# [Written task]
Please copy the items below word for word, from the very first line through the line that contains "volume-bar [273, 463, 275, 470]", including both of those lines.

[Layout records]
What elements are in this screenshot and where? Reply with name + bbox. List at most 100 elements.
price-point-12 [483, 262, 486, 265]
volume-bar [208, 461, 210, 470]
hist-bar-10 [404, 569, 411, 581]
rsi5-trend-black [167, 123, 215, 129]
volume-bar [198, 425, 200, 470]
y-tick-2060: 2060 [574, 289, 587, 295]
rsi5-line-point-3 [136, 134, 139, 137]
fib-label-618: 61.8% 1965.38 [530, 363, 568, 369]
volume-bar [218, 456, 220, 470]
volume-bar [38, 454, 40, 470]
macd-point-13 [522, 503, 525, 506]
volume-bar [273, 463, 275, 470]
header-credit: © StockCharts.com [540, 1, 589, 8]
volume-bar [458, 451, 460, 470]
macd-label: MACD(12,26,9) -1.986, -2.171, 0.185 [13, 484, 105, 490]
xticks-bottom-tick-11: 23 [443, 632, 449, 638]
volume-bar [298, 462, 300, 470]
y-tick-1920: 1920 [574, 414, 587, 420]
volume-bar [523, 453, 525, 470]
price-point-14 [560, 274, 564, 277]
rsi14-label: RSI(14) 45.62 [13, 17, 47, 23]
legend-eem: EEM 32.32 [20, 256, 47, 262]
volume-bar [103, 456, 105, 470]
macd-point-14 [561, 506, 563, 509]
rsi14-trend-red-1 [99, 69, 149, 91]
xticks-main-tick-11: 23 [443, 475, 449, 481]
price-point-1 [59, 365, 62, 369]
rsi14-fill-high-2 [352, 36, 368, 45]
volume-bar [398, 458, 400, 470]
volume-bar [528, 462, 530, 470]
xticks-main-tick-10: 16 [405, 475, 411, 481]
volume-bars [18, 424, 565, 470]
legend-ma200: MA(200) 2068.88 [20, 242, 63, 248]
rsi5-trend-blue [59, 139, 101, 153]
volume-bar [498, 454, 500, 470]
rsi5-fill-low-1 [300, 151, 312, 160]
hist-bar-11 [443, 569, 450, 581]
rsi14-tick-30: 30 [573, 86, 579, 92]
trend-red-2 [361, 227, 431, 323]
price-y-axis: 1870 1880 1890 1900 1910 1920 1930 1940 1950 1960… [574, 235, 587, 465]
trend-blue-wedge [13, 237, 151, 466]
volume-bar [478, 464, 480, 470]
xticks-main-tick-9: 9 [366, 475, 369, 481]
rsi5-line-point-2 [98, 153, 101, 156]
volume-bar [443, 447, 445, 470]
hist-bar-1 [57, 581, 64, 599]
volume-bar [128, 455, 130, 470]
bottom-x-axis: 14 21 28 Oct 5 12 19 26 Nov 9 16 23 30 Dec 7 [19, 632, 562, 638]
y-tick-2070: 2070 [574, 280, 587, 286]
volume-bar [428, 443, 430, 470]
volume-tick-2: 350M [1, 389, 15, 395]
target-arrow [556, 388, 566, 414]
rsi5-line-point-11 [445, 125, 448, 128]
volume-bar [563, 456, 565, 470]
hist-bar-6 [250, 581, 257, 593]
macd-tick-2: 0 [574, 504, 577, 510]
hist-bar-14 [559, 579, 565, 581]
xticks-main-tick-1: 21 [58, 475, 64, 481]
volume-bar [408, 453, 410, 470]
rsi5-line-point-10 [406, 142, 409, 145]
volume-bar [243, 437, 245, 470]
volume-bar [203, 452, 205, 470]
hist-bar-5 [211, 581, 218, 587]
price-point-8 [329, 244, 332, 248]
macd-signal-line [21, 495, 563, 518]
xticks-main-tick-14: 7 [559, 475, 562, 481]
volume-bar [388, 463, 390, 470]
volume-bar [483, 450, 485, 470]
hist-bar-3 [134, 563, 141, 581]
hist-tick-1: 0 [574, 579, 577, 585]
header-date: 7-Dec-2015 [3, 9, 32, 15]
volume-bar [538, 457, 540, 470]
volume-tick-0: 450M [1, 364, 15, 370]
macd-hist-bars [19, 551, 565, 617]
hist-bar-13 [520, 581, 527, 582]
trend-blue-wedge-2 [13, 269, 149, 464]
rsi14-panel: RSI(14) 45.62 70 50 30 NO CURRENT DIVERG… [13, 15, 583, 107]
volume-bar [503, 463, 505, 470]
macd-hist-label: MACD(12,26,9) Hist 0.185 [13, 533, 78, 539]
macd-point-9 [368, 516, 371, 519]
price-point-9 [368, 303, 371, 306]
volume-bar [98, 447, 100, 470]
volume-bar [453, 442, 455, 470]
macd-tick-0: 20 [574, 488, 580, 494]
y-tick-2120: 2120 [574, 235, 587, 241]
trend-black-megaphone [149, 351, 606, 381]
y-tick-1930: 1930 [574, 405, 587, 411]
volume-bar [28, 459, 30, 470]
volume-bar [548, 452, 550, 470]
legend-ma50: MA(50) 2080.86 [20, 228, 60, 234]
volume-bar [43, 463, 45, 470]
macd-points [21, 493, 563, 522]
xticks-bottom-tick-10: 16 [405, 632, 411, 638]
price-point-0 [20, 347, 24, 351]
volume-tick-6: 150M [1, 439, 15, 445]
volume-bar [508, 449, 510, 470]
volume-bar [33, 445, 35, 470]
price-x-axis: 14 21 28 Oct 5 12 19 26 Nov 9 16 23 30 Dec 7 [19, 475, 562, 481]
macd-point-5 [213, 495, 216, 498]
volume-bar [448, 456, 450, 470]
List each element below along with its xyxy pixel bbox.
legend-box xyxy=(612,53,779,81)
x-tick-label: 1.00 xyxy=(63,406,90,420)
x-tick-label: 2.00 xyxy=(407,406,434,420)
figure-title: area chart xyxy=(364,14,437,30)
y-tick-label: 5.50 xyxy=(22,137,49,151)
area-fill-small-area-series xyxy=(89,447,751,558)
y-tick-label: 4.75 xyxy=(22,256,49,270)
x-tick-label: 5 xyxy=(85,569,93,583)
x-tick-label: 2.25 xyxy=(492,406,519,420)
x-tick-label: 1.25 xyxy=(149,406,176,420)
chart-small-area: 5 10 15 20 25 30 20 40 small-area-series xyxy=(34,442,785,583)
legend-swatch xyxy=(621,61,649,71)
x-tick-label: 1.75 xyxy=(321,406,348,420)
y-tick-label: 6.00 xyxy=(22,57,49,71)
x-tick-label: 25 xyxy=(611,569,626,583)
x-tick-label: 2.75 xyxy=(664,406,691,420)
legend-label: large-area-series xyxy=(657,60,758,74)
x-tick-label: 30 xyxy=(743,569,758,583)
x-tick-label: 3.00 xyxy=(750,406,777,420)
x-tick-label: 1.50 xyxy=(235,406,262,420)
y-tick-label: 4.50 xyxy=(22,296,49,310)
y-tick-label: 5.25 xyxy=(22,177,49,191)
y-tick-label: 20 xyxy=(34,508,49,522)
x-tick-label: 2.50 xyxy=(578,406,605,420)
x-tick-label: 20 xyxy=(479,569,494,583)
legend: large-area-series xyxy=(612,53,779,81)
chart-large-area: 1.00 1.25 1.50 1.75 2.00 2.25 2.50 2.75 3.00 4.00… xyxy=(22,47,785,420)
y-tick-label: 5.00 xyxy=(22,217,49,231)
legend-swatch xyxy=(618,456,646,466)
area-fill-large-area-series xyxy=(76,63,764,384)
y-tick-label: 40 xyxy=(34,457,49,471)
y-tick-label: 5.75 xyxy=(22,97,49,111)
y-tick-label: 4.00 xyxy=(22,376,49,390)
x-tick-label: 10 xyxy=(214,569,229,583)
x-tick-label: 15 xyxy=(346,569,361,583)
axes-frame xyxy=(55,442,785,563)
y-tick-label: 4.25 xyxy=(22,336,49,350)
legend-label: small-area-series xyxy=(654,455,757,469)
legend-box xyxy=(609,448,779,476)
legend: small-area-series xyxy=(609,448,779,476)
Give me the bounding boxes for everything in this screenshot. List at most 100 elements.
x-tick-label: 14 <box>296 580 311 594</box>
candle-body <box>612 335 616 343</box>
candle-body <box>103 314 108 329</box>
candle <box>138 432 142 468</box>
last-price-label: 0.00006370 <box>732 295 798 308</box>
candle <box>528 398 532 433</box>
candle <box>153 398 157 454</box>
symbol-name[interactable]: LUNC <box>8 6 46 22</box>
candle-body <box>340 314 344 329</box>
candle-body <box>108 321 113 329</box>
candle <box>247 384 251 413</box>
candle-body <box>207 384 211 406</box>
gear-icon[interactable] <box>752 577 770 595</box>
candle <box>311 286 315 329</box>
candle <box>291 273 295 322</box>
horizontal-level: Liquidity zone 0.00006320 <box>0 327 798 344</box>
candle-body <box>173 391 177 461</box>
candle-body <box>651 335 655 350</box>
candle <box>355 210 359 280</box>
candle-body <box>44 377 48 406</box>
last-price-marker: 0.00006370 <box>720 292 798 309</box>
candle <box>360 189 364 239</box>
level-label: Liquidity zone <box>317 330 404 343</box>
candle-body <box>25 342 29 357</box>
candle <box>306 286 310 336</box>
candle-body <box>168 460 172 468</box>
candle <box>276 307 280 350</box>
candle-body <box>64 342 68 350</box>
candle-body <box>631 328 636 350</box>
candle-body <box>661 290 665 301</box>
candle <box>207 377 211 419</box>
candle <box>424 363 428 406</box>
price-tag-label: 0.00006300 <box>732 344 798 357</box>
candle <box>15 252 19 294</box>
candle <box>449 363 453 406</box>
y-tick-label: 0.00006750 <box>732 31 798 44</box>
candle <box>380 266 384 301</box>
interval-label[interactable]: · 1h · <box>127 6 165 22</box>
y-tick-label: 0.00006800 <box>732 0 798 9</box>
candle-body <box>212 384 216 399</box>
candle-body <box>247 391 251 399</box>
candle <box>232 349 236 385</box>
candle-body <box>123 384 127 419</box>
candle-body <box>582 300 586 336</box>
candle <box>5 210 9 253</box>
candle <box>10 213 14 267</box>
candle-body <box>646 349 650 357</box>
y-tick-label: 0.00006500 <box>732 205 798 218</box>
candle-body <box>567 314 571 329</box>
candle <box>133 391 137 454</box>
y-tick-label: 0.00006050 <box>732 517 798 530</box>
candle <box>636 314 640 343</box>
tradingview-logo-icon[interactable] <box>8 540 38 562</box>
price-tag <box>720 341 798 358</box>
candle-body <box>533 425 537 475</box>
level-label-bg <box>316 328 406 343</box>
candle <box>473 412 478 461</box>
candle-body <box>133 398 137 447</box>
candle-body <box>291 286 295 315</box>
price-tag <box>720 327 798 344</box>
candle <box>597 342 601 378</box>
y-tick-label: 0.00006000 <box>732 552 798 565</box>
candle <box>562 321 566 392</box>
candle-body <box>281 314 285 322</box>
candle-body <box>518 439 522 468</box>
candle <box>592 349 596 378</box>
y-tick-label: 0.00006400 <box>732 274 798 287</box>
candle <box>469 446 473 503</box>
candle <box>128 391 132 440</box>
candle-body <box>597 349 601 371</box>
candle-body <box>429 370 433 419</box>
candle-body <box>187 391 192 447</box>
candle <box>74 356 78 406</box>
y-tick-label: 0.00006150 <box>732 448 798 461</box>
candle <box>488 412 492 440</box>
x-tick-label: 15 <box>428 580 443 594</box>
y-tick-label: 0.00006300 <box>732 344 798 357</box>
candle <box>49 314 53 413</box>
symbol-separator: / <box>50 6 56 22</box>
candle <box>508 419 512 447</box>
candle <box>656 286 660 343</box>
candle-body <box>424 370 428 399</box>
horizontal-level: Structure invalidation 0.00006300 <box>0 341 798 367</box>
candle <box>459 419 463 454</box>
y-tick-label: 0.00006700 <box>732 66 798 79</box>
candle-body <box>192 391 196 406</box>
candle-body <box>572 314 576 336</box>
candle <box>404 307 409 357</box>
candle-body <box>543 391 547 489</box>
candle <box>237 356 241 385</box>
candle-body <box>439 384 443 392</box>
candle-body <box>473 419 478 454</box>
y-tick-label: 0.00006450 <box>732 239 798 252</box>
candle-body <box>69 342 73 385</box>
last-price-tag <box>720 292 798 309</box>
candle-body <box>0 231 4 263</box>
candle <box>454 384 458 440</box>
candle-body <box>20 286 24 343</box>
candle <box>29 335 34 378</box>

# [Reply]
What elements are in this screenshot and where? Reply with name + bbox. List at most 100 elements.
price-point-12 [483, 262, 486, 265]
volume-bar [208, 461, 210, 470]
hist-bar-10 [404, 569, 411, 581]
rsi5-trend-black [167, 123, 215, 129]
volume-bar [198, 425, 200, 470]
y-tick-2060: 2060 [574, 289, 587, 295]
rsi5-line-point-3 [136, 134, 139, 137]
fib-label-618: 61.8% 1965.38 [530, 363, 568, 369]
volume-bar [218, 456, 220, 470]
volume-bar [38, 454, 40, 470]
macd-point-13 [522, 503, 525, 506]
volume-bar [273, 463, 275, 470]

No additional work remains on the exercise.